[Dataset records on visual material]
-- begin --
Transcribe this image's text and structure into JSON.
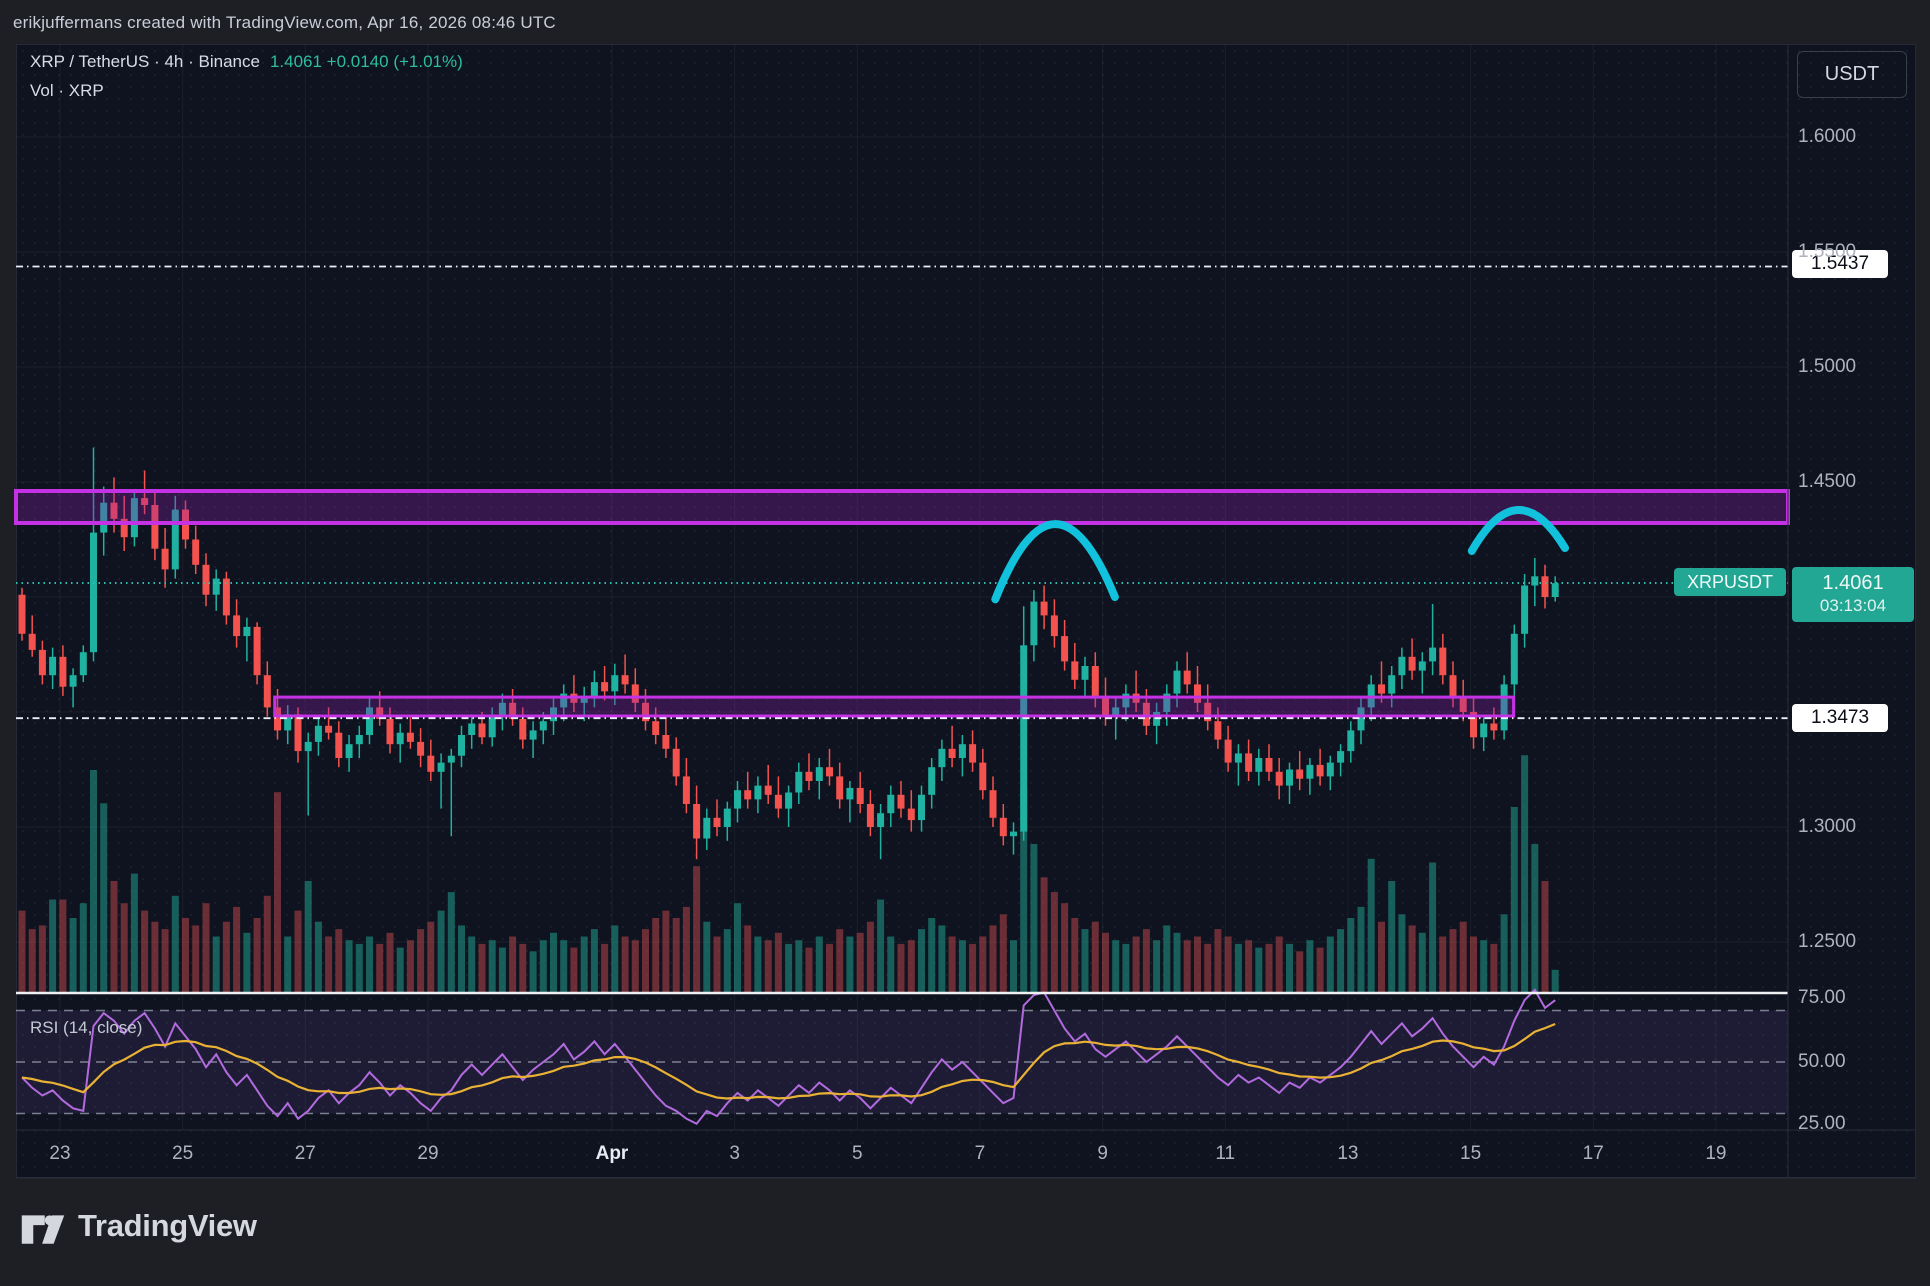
{
  "attribution": "erikjuffermans created with TradingView.com, Apr 16, 2026 08:46 UTC",
  "header": {
    "symbol_line": "XRP / TetherUS · 4h · Binance",
    "price": "1.4061",
    "change": "+0.0140 (+1.01%)",
    "indicator_line": "Vol · XRP"
  },
  "axis": {
    "currency_button": "USDT",
    "price_ticks": [
      [
        "1.6000",
        1.6
      ],
      [
        "1.5500",
        1.55
      ],
      [
        "1.5000",
        1.5
      ],
      [
        "1.4500",
        1.45
      ],
      [
        "1.3000",
        1.3
      ],
      [
        "1.2500",
        1.25
      ]
    ],
    "rsi_ticks": [
      [
        "75.00",
        75
      ],
      [
        "50.00",
        50
      ],
      [
        "25.00",
        25
      ]
    ],
    "date_ticks": [
      [
        "23",
        0
      ],
      [
        "25",
        2
      ],
      [
        "27",
        4
      ],
      [
        "29",
        6
      ],
      [
        "Apr",
        9
      ],
      [
        "3",
        11
      ],
      [
        "5",
        13
      ],
      [
        "7",
        15
      ],
      [
        "9",
        17
      ],
      [
        "11",
        19
      ],
      [
        "13",
        21
      ],
      [
        "15",
        23
      ],
      [
        "17",
        25
      ],
      [
        "19",
        27
      ]
    ]
  },
  "levels": {
    "lines": [
      {
        "label": "1.5437",
        "price": 1.5437
      },
      {
        "label": "1.3473",
        "price": 1.3473
      }
    ],
    "current": {
      "symbol_label": "XRPUSDT",
      "price_label": "1.4061",
      "countdown": "03:13:04",
      "price": 1.4061
    }
  },
  "rsi_panel": {
    "title": "RSI (14, close)",
    "bands": [
      70,
      50,
      30
    ]
  },
  "logo_text": "TradingView",
  "colors": {
    "up": "#1fb2a0",
    "down": "#f4524e",
    "vol_up": "rgba(34,170,150,0.5)",
    "vol_down": "rgba(222,80,82,0.45)",
    "zone_border": "#c532e6",
    "zone_fill": "rgba(140,35,170,0.32)",
    "arc": "#12c2dc",
    "current_line": "#2ebfae",
    "white_line": "#eceff7",
    "rsi_line": "#b26bde",
    "rsi_ma": "#e9b234",
    "badge": "#22a794"
  },
  "chart_data": {
    "type": "candlestick+volume+rsi",
    "symbol": "XRPUSDT",
    "interval": "4h",
    "price_range_visible": [
      1.25,
      1.6
    ],
    "start_day": -0.62,
    "candles_per_day": 6,
    "zones": [
      {
        "name": "resistance-zone",
        "price_top": 1.4461,
        "price_bottom": 1.4322,
        "day_start": -0.75,
        "day_end": 28.2,
        "full_width": true
      },
      {
        "name": "support-box",
        "price_top": 1.3565,
        "price_bottom": 1.3483,
        "day_start": 3.5,
        "day_end": 23.7,
        "full_width": false
      }
    ],
    "arcs": [
      {
        "d1": 15.25,
        "p1": 1.399,
        "dc": 16.22,
        "pc": 1.4317,
        "d2": 17.2,
        "p2": 1.4
      },
      {
        "d1": 23.02,
        "p1": 1.42,
        "dc": 23.77,
        "pc": 1.4378,
        "d2": 24.54,
        "p2": 1.4213
      }
    ],
    "candles": [
      [
        1.401,
        1.404,
        1.381,
        1.384,
        22
      ],
      [
        1.384,
        1.392,
        1.374,
        1.377,
        17
      ],
      [
        1.377,
        1.381,
        1.362,
        1.366,
        18
      ],
      [
        1.366,
        1.378,
        1.36,
        1.374,
        25
      ],
      [
        1.374,
        1.379,
        1.357,
        1.361,
        25
      ],
      [
        1.361,
        1.369,
        1.352,
        1.366,
        20
      ],
      [
        1.366,
        1.379,
        1.363,
        1.376,
        24
      ],
      [
        1.376,
        1.465,
        1.372,
        1.428,
        60
      ],
      [
        1.428,
        1.448,
        1.418,
        1.441,
        51
      ],
      [
        1.441,
        1.452,
        1.428,
        1.434,
        30
      ],
      [
        1.434,
        1.444,
        1.42,
        1.426,
        24
      ],
      [
        1.426,
        1.447,
        1.422,
        1.443,
        32
      ],
      [
        1.443,
        1.455,
        1.436,
        1.44,
        22
      ],
      [
        1.44,
        1.446,
        1.416,
        1.421,
        19
      ],
      [
        1.421,
        1.43,
        1.404,
        1.412,
        17
      ],
      [
        1.412,
        1.444,
        1.408,
        1.438,
        26
      ],
      [
        1.438,
        1.442,
        1.421,
        1.425,
        20
      ],
      [
        1.425,
        1.431,
        1.41,
        1.414,
        18
      ],
      [
        1.414,
        1.419,
        1.396,
        1.401,
        24
      ],
      [
        1.401,
        1.412,
        1.394,
        1.408,
        15
      ],
      [
        1.408,
        1.411,
        1.388,
        1.392,
        19
      ],
      [
        1.392,
        1.399,
        1.378,
        1.383,
        23
      ],
      [
        1.383,
        1.391,
        1.372,
        1.387,
        16
      ],
      [
        1.387,
        1.389,
        1.362,
        1.366,
        20
      ],
      [
        1.366,
        1.372,
        1.348,
        1.352,
        26
      ],
      [
        1.352,
        1.36,
        1.338,
        1.342,
        54
      ],
      [
        1.342,
        1.353,
        1.336,
        1.349,
        15
      ],
      [
        1.349,
        1.352,
        1.328,
        1.333,
        22
      ],
      [
        1.333,
        1.341,
        1.305,
        1.337,
        30
      ],
      [
        1.337,
        1.348,
        1.331,
        1.344,
        19
      ],
      [
        1.344,
        1.352,
        1.338,
        1.341,
        15
      ],
      [
        1.341,
        1.346,
        1.326,
        1.33,
        17
      ],
      [
        1.33,
        1.34,
        1.324,
        1.336,
        14
      ],
      [
        1.336,
        1.344,
        1.33,
        1.34,
        13
      ],
      [
        1.34,
        1.356,
        1.336,
        1.352,
        15
      ],
      [
        1.352,
        1.359,
        1.344,
        1.347,
        13
      ],
      [
        1.347,
        1.352,
        1.332,
        1.336,
        16
      ],
      [
        1.336,
        1.345,
        1.328,
        1.341,
        12
      ],
      [
        1.341,
        1.348,
        1.334,
        1.337,
        14
      ],
      [
        1.337,
        1.343,
        1.326,
        1.331,
        17
      ],
      [
        1.331,
        1.338,
        1.32,
        1.324,
        19
      ],
      [
        1.324,
        1.332,
        1.308,
        1.328,
        22
      ],
      [
        1.328,
        1.334,
        1.296,
        1.331,
        27
      ],
      [
        1.331,
        1.344,
        1.326,
        1.34,
        18
      ],
      [
        1.34,
        1.349,
        1.334,
        1.345,
        15
      ],
      [
        1.345,
        1.35,
        1.336,
        1.339,
        13
      ],
      [
        1.339,
        1.352,
        1.335,
        1.348,
        14
      ],
      [
        1.348,
        1.358,
        1.342,
        1.354,
        12
      ],
      [
        1.354,
        1.36,
        1.344,
        1.347,
        15
      ],
      [
        1.347,
        1.352,
        1.334,
        1.338,
        13
      ],
      [
        1.338,
        1.346,
        1.33,
        1.342,
        11
      ],
      [
        1.342,
        1.35,
        1.336,
        1.346,
        14
      ],
      [
        1.346,
        1.356,
        1.34,
        1.352,
        16
      ],
      [
        1.352,
        1.362,
        1.346,
        1.358,
        14
      ],
      [
        1.358,
        1.366,
        1.35,
        1.354,
        12
      ],
      [
        1.354,
        1.361,
        1.346,
        1.357,
        15
      ],
      [
        1.357,
        1.368,
        1.352,
        1.363,
        17
      ],
      [
        1.363,
        1.37,
        1.355,
        1.359,
        13
      ],
      [
        1.359,
        1.371,
        1.353,
        1.366,
        18
      ],
      [
        1.366,
        1.375,
        1.358,
        1.362,
        15
      ],
      [
        1.362,
        1.369,
        1.35,
        1.354,
        14
      ],
      [
        1.354,
        1.36,
        1.342,
        1.346,
        17
      ],
      [
        1.346,
        1.352,
        1.336,
        1.34,
        20
      ],
      [
        1.34,
        1.347,
        1.33,
        1.334,
        22
      ],
      [
        1.334,
        1.339,
        1.318,
        1.322,
        20
      ],
      [
        1.322,
        1.33,
        1.306,
        1.31,
        23
      ],
      [
        1.31,
        1.318,
        1.286,
        1.295,
        34
      ],
      [
        1.295,
        1.308,
        1.29,
        1.304,
        19
      ],
      [
        1.304,
        1.312,
        1.296,
        1.3,
        15
      ],
      [
        1.3,
        1.311,
        1.294,
        1.308,
        17
      ],
      [
        1.308,
        1.32,
        1.302,
        1.316,
        24
      ],
      [
        1.316,
        1.324,
        1.308,
        1.312,
        18
      ],
      [
        1.312,
        1.322,
        1.306,
        1.318,
        15
      ],
      [
        1.318,
        1.327,
        1.31,
        1.314,
        14
      ],
      [
        1.314,
        1.322,
        1.304,
        1.308,
        16
      ],
      [
        1.308,
        1.318,
        1.3,
        1.315,
        13
      ],
      [
        1.315,
        1.328,
        1.31,
        1.324,
        14
      ],
      [
        1.324,
        1.332,
        1.316,
        1.32,
        12
      ],
      [
        1.32,
        1.33,
        1.312,
        1.326,
        15
      ],
      [
        1.326,
        1.334,
        1.318,
        1.322,
        13
      ],
      [
        1.322,
        1.328,
        1.308,
        1.312,
        17
      ],
      [
        1.312,
        1.32,
        1.302,
        1.317,
        15
      ],
      [
        1.317,
        1.324,
        1.306,
        1.31,
        16
      ],
      [
        1.31,
        1.316,
        1.296,
        1.3,
        19
      ],
      [
        1.3,
        1.31,
        1.286,
        1.306,
        25
      ],
      [
        1.306,
        1.318,
        1.3,
        1.314,
        15
      ],
      [
        1.314,
        1.32,
        1.304,
        1.308,
        13
      ],
      [
        1.308,
        1.316,
        1.298,
        1.303,
        14
      ],
      [
        1.303,
        1.318,
        1.298,
        1.314,
        17
      ],
      [
        1.314,
        1.33,
        1.308,
        1.326,
        20
      ],
      [
        1.326,
        1.338,
        1.32,
        1.334,
        18
      ],
      [
        1.334,
        1.344,
        1.326,
        1.33,
        15
      ],
      [
        1.33,
        1.34,
        1.322,
        1.336,
        14
      ],
      [
        1.336,
        1.342,
        1.324,
        1.328,
        13
      ],
      [
        1.328,
        1.334,
        1.312,
        1.316,
        15
      ],
      [
        1.316,
        1.322,
        1.3,
        1.304,
        18
      ],
      [
        1.304,
        1.31,
        1.292,
        1.296,
        21
      ],
      [
        1.296,
        1.302,
        1.288,
        1.298,
        14
      ],
      [
        1.298,
        1.396,
        1.294,
        1.379,
        55
      ],
      [
        1.379,
        1.403,
        1.372,
        1.398,
        40
      ],
      [
        1.398,
        1.405,
        1.386,
        1.392,
        31
      ],
      [
        1.392,
        1.399,
        1.378,
        1.383,
        27
      ],
      [
        1.383,
        1.39,
        1.368,
        1.372,
        24
      ],
      [
        1.372,
        1.38,
        1.36,
        1.364,
        20
      ],
      [
        1.364,
        1.374,
        1.356,
        1.37,
        17
      ],
      [
        1.37,
        1.376,
        1.352,
        1.357,
        19
      ],
      [
        1.357,
        1.365,
        1.344,
        1.348,
        16
      ],
      [
        1.348,
        1.356,
        1.338,
        1.352,
        14
      ],
      [
        1.352,
        1.362,
        1.346,
        1.358,
        13
      ],
      [
        1.358,
        1.368,
        1.35,
        1.354,
        15
      ],
      [
        1.354,
        1.36,
        1.34,
        1.344,
        17
      ],
      [
        1.344,
        1.354,
        1.336,
        1.35,
        14
      ],
      [
        1.35,
        1.362,
        1.344,
        1.358,
        18
      ],
      [
        1.358,
        1.372,
        1.352,
        1.368,
        16
      ],
      [
        1.368,
        1.376,
        1.358,
        1.362,
        14
      ],
      [
        1.362,
        1.37,
        1.35,
        1.354,
        15
      ],
      [
        1.354,
        1.362,
        1.342,
        1.346,
        13
      ],
      [
        1.346,
        1.352,
        1.334,
        1.338,
        17
      ],
      [
        1.338,
        1.344,
        1.324,
        1.328,
        15
      ],
      [
        1.328,
        1.336,
        1.318,
        1.332,
        13
      ],
      [
        1.332,
        1.338,
        1.32,
        1.324,
        14
      ],
      [
        1.324,
        1.334,
        1.318,
        1.33,
        12
      ],
      [
        1.33,
        1.336,
        1.32,
        1.324,
        13
      ],
      [
        1.324,
        1.33,
        1.312,
        1.318,
        15
      ],
      [
        1.318,
        1.328,
        1.31,
        1.325,
        13
      ],
      [
        1.325,
        1.333,
        1.316,
        1.321,
        11
      ],
      [
        1.321,
        1.33,
        1.314,
        1.327,
        14
      ],
      [
        1.327,
        1.334,
        1.318,
        1.322,
        12
      ],
      [
        1.322,
        1.331,
        1.316,
        1.328,
        15
      ],
      [
        1.328,
        1.336,
        1.322,
        1.333,
        17
      ],
      [
        1.333,
        1.346,
        1.328,
        1.342,
        20
      ],
      [
        1.342,
        1.356,
        1.336,
        1.352,
        23
      ],
      [
        1.352,
        1.366,
        1.346,
        1.362,
        36
      ],
      [
        1.362,
        1.372,
        1.354,
        1.358,
        19
      ],
      [
        1.358,
        1.37,
        1.352,
        1.366,
        30
      ],
      [
        1.366,
        1.378,
        1.36,
        1.374,
        21
      ],
      [
        1.374,
        1.382,
        1.364,
        1.368,
        18
      ],
      [
        1.368,
        1.376,
        1.358,
        1.372,
        16
      ],
      [
        1.372,
        1.397,
        1.366,
        1.378,
        35
      ],
      [
        1.378,
        1.384,
        1.362,
        1.366,
        15
      ],
      [
        1.366,
        1.372,
        1.352,
        1.356,
        17
      ],
      [
        1.356,
        1.364,
        1.346,
        1.35,
        19
      ],
      [
        1.35,
        1.356,
        1.334,
        1.339,
        15
      ],
      [
        1.339,
        1.348,
        1.333,
        1.345,
        14
      ],
      [
        1.345,
        1.352,
        1.338,
        1.342,
        13
      ],
      [
        1.342,
        1.366,
        1.338,
        1.362,
        21
      ],
      [
        1.362,
        1.388,
        1.356,
        1.384,
        50
      ],
      [
        1.384,
        1.41,
        1.378,
        1.405,
        64
      ],
      [
        1.405,
        1.417,
        1.396,
        1.409,
        40
      ],
      [
        1.409,
        1.414,
        1.395,
        1.4,
        30
      ],
      [
        1.4,
        1.409,
        1.398,
        1.406,
        6
      ]
    ],
    "rsi": [
      44,
      40,
      37,
      39,
      35,
      32,
      31,
      64,
      69,
      66,
      61,
      66,
      69,
      63,
      56,
      65,
      60,
      55,
      48,
      53,
      46,
      41,
      45,
      39,
      33,
      29,
      34,
      28,
      31,
      36,
      39,
      34,
      38,
      41,
      46,
      42,
      37,
      41,
      38,
      34,
      31,
      36,
      39,
      45,
      49,
      45,
      49,
      53,
      48,
      43,
      47,
      50,
      53,
      57,
      51,
      54,
      58,
      53,
      57,
      52,
      47,
      42,
      37,
      33,
      31,
      28,
      24,
      31,
      29,
      34,
      38,
      35,
      39,
      36,
      33,
      37,
      41,
      38,
      42,
      39,
      35,
      39,
      36,
      32,
      36,
      40,
      37,
      34,
      40,
      46,
      51,
      47,
      50,
      46,
      42,
      38,
      34,
      36,
      72,
      76,
      77,
      70,
      63,
      58,
      61,
      55,
      52,
      55,
      58,
      54,
      50,
      53,
      56,
      60,
      56,
      52,
      48,
      44,
      41,
      45,
      42,
      44,
      41,
      38,
      42,
      40,
      44,
      42,
      45,
      48,
      52,
      57,
      62,
      57,
      61,
      65,
      60,
      63,
      67,
      61,
      56,
      52,
      48,
      52,
      49,
      56,
      66,
      74,
      78,
      71,
      74
    ]
  }
}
-- end --
- _AIM_
Find each line holding "TradingView". Copy it out.

- _SOLUTION_
  "attribution": "erikjuffermans created with TradingView.com, Apr 16, 2026 08:46 UTC",
  "logo_text": "TradingView",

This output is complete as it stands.